Written instruction >> Make an exact copy of the entries, and keep any pictures out of it.

━━━━━━━━━━━━━━━━━━━━━━━━━━━━━━

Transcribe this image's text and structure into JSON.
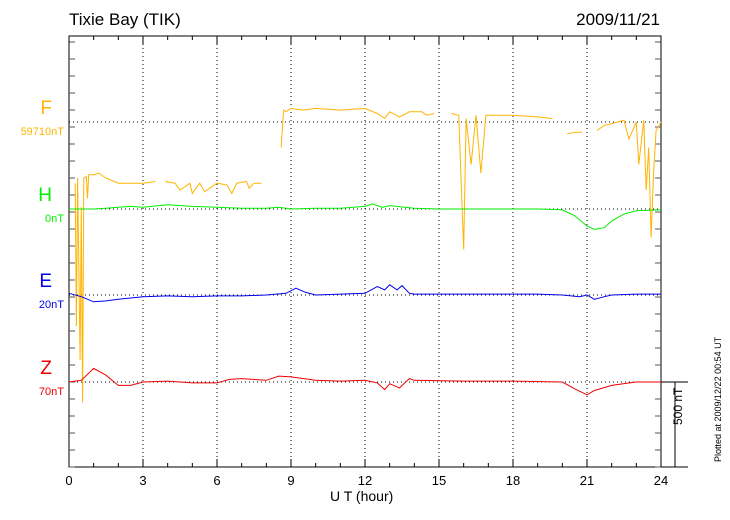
{
  "chart_data": {
    "type": "line",
    "title": "Tixie Bay (TIK)",
    "date": "2009/11/21",
    "xlabel": "U T (hour)",
    "xlim": [
      0,
      24
    ],
    "xticks": [
      "0",
      "3",
      "6",
      "9",
      "12",
      "15",
      "18",
      "21",
      "24"
    ],
    "scale_bar": "500 nT",
    "plotted_note": "Plotted at 2009/12/22 00:54 UT",
    "series": [
      {
        "name": "F",
        "baseline_label": "59710nT",
        "color": "#ffb400",
        "points": [
          [
            0.25,
            -360
          ],
          [
            0.3,
            -1200
          ],
          [
            0.35,
            -330
          ],
          [
            0.45,
            -1400
          ],
          [
            0.5,
            -500
          ],
          [
            0.55,
            -1650
          ],
          [
            0.6,
            -330
          ],
          [
            0.7,
            -320
          ],
          [
            0.75,
            -450
          ],
          [
            0.8,
            -310
          ],
          [
            1.0,
            -310
          ],
          [
            1.2,
            -300
          ],
          [
            1.5,
            -330
          ],
          [
            2.0,
            -360
          ],
          [
            3.0,
            -360
          ],
          [
            3.5,
            -350
          ],
          null,
          [
            3.9,
            -350
          ],
          [
            4.3,
            -360
          ],
          [
            4.5,
            -400
          ],
          [
            4.9,
            -360
          ],
          [
            5.0,
            -420
          ],
          [
            5.3,
            -360
          ],
          [
            5.5,
            -410
          ],
          [
            6.0,
            -360
          ],
          [
            6.4,
            -370
          ],
          [
            6.6,
            -420
          ],
          [
            6.8,
            -360
          ],
          [
            7.2,
            -350
          ],
          [
            7.3,
            -390
          ],
          [
            7.5,
            -360
          ],
          [
            7.8,
            -360
          ],
          null,
          [
            8.6,
            -150
          ],
          [
            8.7,
            70
          ],
          [
            8.8,
            60
          ],
          [
            9.0,
            80
          ],
          [
            9.5,
            70
          ],
          [
            10.0,
            80
          ],
          [
            11.0,
            70
          ],
          [
            12.0,
            80
          ],
          [
            12.5,
            50
          ],
          [
            12.8,
            20
          ],
          [
            13.0,
            60
          ],
          [
            13.4,
            30
          ],
          [
            13.8,
            60
          ],
          [
            14.3,
            60
          ],
          [
            14.5,
            40
          ],
          [
            14.8,
            50
          ],
          null,
          [
            15.5,
            50
          ],
          [
            15.8,
            40
          ],
          [
            16.0,
            -750
          ],
          [
            16.1,
            20
          ],
          [
            16.3,
            -250
          ],
          [
            16.5,
            40
          ],
          [
            16.7,
            -300
          ],
          [
            16.9,
            40
          ],
          [
            17.3,
            40
          ],
          [
            18.0,
            40
          ],
          [
            19.0,
            30
          ],
          [
            19.6,
            20
          ],
          null,
          [
            20.2,
            -70
          ],
          [
            20.5,
            -60
          ],
          [
            20.8,
            -60
          ],
          null,
          [
            21.4,
            -50
          ],
          [
            21.7,
            -20
          ],
          [
            22.0,
            -10
          ],
          [
            22.5,
            10
          ],
          [
            22.7,
            -100
          ],
          [
            23.0,
            0
          ],
          [
            23.1,
            -250
          ],
          [
            23.3,
            10
          ],
          [
            23.4,
            -400
          ],
          [
            23.5,
            -150
          ],
          [
            23.6,
            -680
          ],
          [
            23.7,
            -300
          ],
          [
            23.8,
            -50
          ],
          [
            24.0,
            0
          ]
        ]
      },
      {
        "name": "H",
        "baseline_label": "0nT",
        "color": "#00ee00",
        "points": [
          [
            0,
            0
          ],
          [
            1,
            0
          ],
          [
            1.5,
            5
          ],
          [
            2,
            10
          ],
          [
            2.5,
            15
          ],
          [
            3,
            10
          ],
          [
            4,
            25
          ],
          [
            5,
            15
          ],
          [
            6,
            10
          ],
          [
            7,
            5
          ],
          [
            8,
            5
          ],
          [
            8.5,
            10
          ],
          [
            9,
            0
          ],
          [
            10,
            5
          ],
          [
            11,
            5
          ],
          [
            12,
            15
          ],
          [
            12.3,
            30
          ],
          [
            12.7,
            10
          ],
          [
            13,
            20
          ],
          [
            14,
            5
          ],
          [
            15,
            0
          ],
          [
            16,
            0
          ],
          [
            18,
            0
          ],
          [
            19,
            0
          ],
          [
            20,
            -5
          ],
          [
            20.5,
            -40
          ],
          [
            21,
            -100
          ],
          [
            21.3,
            -120
          ],
          [
            21.7,
            -110
          ],
          [
            22,
            -70
          ],
          [
            22.5,
            -30
          ],
          [
            23,
            -10
          ],
          [
            24,
            -5
          ]
        ]
      },
      {
        "name": "E",
        "baseline_label": "20nT",
        "color": "#0000ee",
        "points": [
          [
            0,
            10
          ],
          [
            0.5,
            -10
          ],
          [
            1,
            -40
          ],
          [
            1.5,
            -35
          ],
          [
            2,
            -25
          ],
          [
            3,
            -10
          ],
          [
            4,
            -5
          ],
          [
            5,
            -10
          ],
          [
            6,
            -5
          ],
          [
            7,
            -5
          ],
          [
            8,
            0
          ],
          [
            8.8,
            10
          ],
          [
            9.2,
            40
          ],
          [
            9.6,
            15
          ],
          [
            10,
            0
          ],
          [
            11,
            5
          ],
          [
            12,
            10
          ],
          [
            12.5,
            50
          ],
          [
            12.8,
            30
          ],
          [
            13,
            60
          ],
          [
            13.3,
            30
          ],
          [
            13.5,
            55
          ],
          [
            13.8,
            10
          ],
          [
            14,
            5
          ],
          [
            16,
            5
          ],
          [
            18,
            5
          ],
          [
            19,
            5
          ],
          [
            20,
            0
          ],
          [
            20.7,
            -10
          ],
          [
            21,
            0
          ],
          [
            21.3,
            -25
          ],
          [
            21.7,
            -10
          ],
          [
            22,
            0
          ],
          [
            23,
            5
          ],
          [
            24,
            5
          ]
        ]
      },
      {
        "name": "Z",
        "baseline_label": "70nT",
        "color": "#ee0000",
        "points": [
          [
            0,
            0
          ],
          [
            0.5,
            10
          ],
          [
            1,
            80
          ],
          [
            1.5,
            40
          ],
          [
            2,
            -20
          ],
          [
            2.5,
            -20
          ],
          [
            3,
            0
          ],
          [
            4,
            5
          ],
          [
            5,
            -5
          ],
          [
            6,
            -5
          ],
          [
            6.5,
            15
          ],
          [
            7,
            20
          ],
          [
            8,
            10
          ],
          [
            8.5,
            35
          ],
          [
            9,
            30
          ],
          [
            10,
            10
          ],
          [
            11,
            5
          ],
          [
            12,
            10
          ],
          [
            12.5,
            -5
          ],
          [
            12.8,
            -45
          ],
          [
            13,
            -10
          ],
          [
            13.4,
            -35
          ],
          [
            13.8,
            20
          ],
          [
            14,
            10
          ],
          [
            16,
            5
          ],
          [
            18,
            5
          ],
          [
            20,
            0
          ],
          [
            20.5,
            -40
          ],
          [
            21,
            -75
          ],
          [
            21.3,
            -50
          ],
          [
            22,
            -20
          ],
          [
            23,
            0
          ],
          [
            24,
            0
          ]
        ]
      }
    ]
  }
}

━━━━━━━━━━━━━━━━━━━━━━━━━━━━━━

Solution to the problem >>
Transcribe this image's text and structure into JSON.
{
  "chart_data": {
    "type": "line",
    "title": "Tixie Bay (TIK)",
    "date": "2009/11/21",
    "xlabel": "U T (hour)",
    "xlim": [
      0,
      24
    ],
    "xticks": [
      "0",
      "3",
      "6",
      "9",
      "12",
      "15",
      "18",
      "21",
      "24"
    ],
    "scale_bar": "500 nT",
    "plotted_note": "Plotted at 2009/12/22 00:54 UT",
    "series": [
      {
        "name": "F",
        "baseline_label": "59710nT",
        "color": "#ffb400",
        "points": [
          [
            0.25,
            -360
          ],
          [
            0.3,
            -1200
          ],
          [
            0.35,
            -330
          ],
          [
            0.45,
            -1400
          ],
          [
            0.5,
            -500
          ],
          [
            0.55,
            -1650
          ],
          [
            0.6,
            -330
          ],
          [
            0.7,
            -320
          ],
          [
            0.75,
            -450
          ],
          [
            0.8,
            -310
          ],
          [
            1.0,
            -310
          ],
          [
            1.2,
            -300
          ],
          [
            1.5,
            -330
          ],
          [
            2.0,
            -360
          ],
          [
            3.0,
            -360
          ],
          [
            3.5,
            -350
          ],
          null,
          [
            3.9,
            -350
          ],
          [
            4.3,
            -360
          ],
          [
            4.5,
            -400
          ],
          [
            4.9,
            -360
          ],
          [
            5.0,
            -420
          ],
          [
            5.3,
            -360
          ],
          [
            5.5,
            -410
          ],
          [
            6.0,
            -360
          ],
          [
            6.4,
            -370
          ],
          [
            6.6,
            -420
          ],
          [
            6.8,
            -360
          ],
          [
            7.2,
            -350
          ],
          [
            7.3,
            -390
          ],
          [
            7.5,
            -360
          ],
          [
            7.8,
            -360
          ],
          null,
          [
            8.6,
            -150
          ],
          [
            8.7,
            70
          ],
          [
            8.8,
            60
          ],
          [
            9.0,
            80
          ],
          [
            9.5,
            70
          ],
          [
            10.0,
            80
          ],
          [
            11.0,
            70
          ],
          [
            12.0,
            80
          ],
          [
            12.5,
            50
          ],
          [
            12.8,
            20
          ],
          [
            13.0,
            60
          ],
          [
            13.4,
            30
          ],
          [
            13.8,
            60
          ],
          [
            14.3,
            60
          ],
          [
            14.5,
            40
          ],
          [
            14.8,
            50
          ],
          null,
          [
            15.5,
            50
          ],
          [
            15.8,
            40
          ],
          [
            16.0,
            -750
          ],
          [
            16.1,
            20
          ],
          [
            16.3,
            -250
          ],
          [
            16.5,
            40
          ],
          [
            16.7,
            -300
          ],
          [
            16.9,
            40
          ],
          [
            17.3,
            40
          ],
          [
            18.0,
            40
          ],
          [
            19.0,
            30
          ],
          [
            19.6,
            20
          ],
          null,
          [
            20.2,
            -70
          ],
          [
            20.5,
            -60
          ],
          [
            20.8,
            -60
          ],
          null,
          [
            21.4,
            -50
          ],
          [
            21.7,
            -20
          ],
          [
            22.0,
            -10
          ],
          [
            22.5,
            10
          ],
          [
            22.7,
            -100
          ],
          [
            23.0,
            0
          ],
          [
            23.1,
            -250
          ],
          [
            23.3,
            10
          ],
          [
            23.4,
            -400
          ],
          [
            23.5,
            -150
          ],
          [
            23.6,
            -680
          ],
          [
            23.7,
            -300
          ],
          [
            23.8,
            -50
          ],
          [
            24.0,
            0
          ]
        ]
      },
      {
        "name": "H",
        "baseline_label": "0nT",
        "color": "#00ee00",
        "points": [
          [
            0,
            0
          ],
          [
            1,
            0
          ],
          [
            1.5,
            5
          ],
          [
            2,
            10
          ],
          [
            2.5,
            15
          ],
          [
            3,
            10
          ],
          [
            4,
            25
          ],
          [
            5,
            15
          ],
          [
            6,
            10
          ],
          [
            7,
            5
          ],
          [
            8,
            5
          ],
          [
            8.5,
            10
          ],
          [
            9,
            0
          ],
          [
            10,
            5
          ],
          [
            11,
            5
          ],
          [
            12,
            15
          ],
          [
            12.3,
            30
          ],
          [
            12.7,
            10
          ],
          [
            13,
            20
          ],
          [
            14,
            5
          ],
          [
            15,
            0
          ],
          [
            16,
            0
          ],
          [
            18,
            0
          ],
          [
            19,
            0
          ],
          [
            20,
            -5
          ],
          [
            20.5,
            -40
          ],
          [
            21,
            -100
          ],
          [
            21.3,
            -120
          ],
          [
            21.7,
            -110
          ],
          [
            22,
            -70
          ],
          [
            22.5,
            -30
          ],
          [
            23,
            -10
          ],
          [
            24,
            -5
          ]
        ]
      },
      {
        "name": "E",
        "baseline_label": "20nT",
        "color": "#0000ee",
        "points": [
          [
            0,
            10
          ],
          [
            0.5,
            -10
          ],
          [
            1,
            -40
          ],
          [
            1.5,
            -35
          ],
          [
            2,
            -25
          ],
          [
            3,
            -10
          ],
          [
            4,
            -5
          ],
          [
            5,
            -10
          ],
          [
            6,
            -5
          ],
          [
            7,
            -5
          ],
          [
            8,
            0
          ],
          [
            8.8,
            10
          ],
          [
            9.2,
            40
          ],
          [
            9.6,
            15
          ],
          [
            10,
            0
          ],
          [
            11,
            5
          ],
          [
            12,
            10
          ],
          [
            12.5,
            50
          ],
          [
            12.8,
            30
          ],
          [
            13,
            60
          ],
          [
            13.3,
            30
          ],
          [
            13.5,
            55
          ],
          [
            13.8,
            10
          ],
          [
            14,
            5
          ],
          [
            16,
            5
          ],
          [
            18,
            5
          ],
          [
            19,
            5
          ],
          [
            20,
            0
          ],
          [
            20.7,
            -10
          ],
          [
            21,
            0
          ],
          [
            21.3,
            -25
          ],
          [
            21.7,
            -10
          ],
          [
            22,
            0
          ],
          [
            23,
            5
          ],
          [
            24,
            5
          ]
        ]
      },
      {
        "name": "Z",
        "baseline_label": "70nT",
        "color": "#ee0000",
        "points": [
          [
            0,
            0
          ],
          [
            0.5,
            10
          ],
          [
            1,
            80
          ],
          [
            1.5,
            40
          ],
          [
            2,
            -20
          ],
          [
            2.5,
            -20
          ],
          [
            3,
            0
          ],
          [
            4,
            5
          ],
          [
            5,
            -5
          ],
          [
            6,
            -5
          ],
          [
            6.5,
            15
          ],
          [
            7,
            20
          ],
          [
            8,
            10
          ],
          [
            8.5,
            35
          ],
          [
            9,
            30
          ],
          [
            10,
            10
          ],
          [
            11,
            5
          ],
          [
            12,
            10
          ],
          [
            12.5,
            -5
          ],
          [
            12.8,
            -45
          ],
          [
            13,
            -10
          ],
          [
            13.4,
            -35
          ],
          [
            13.8,
            20
          ],
          [
            14,
            10
          ],
          [
            16,
            5
          ],
          [
            18,
            5
          ],
          [
            20,
            0
          ],
          [
            20.5,
            -40
          ],
          [
            21,
            -75
          ],
          [
            21.3,
            -50
          ],
          [
            22,
            -20
          ],
          [
            23,
            0
          ],
          [
            24,
            0
          ]
        ]
      }
    ]
  }
}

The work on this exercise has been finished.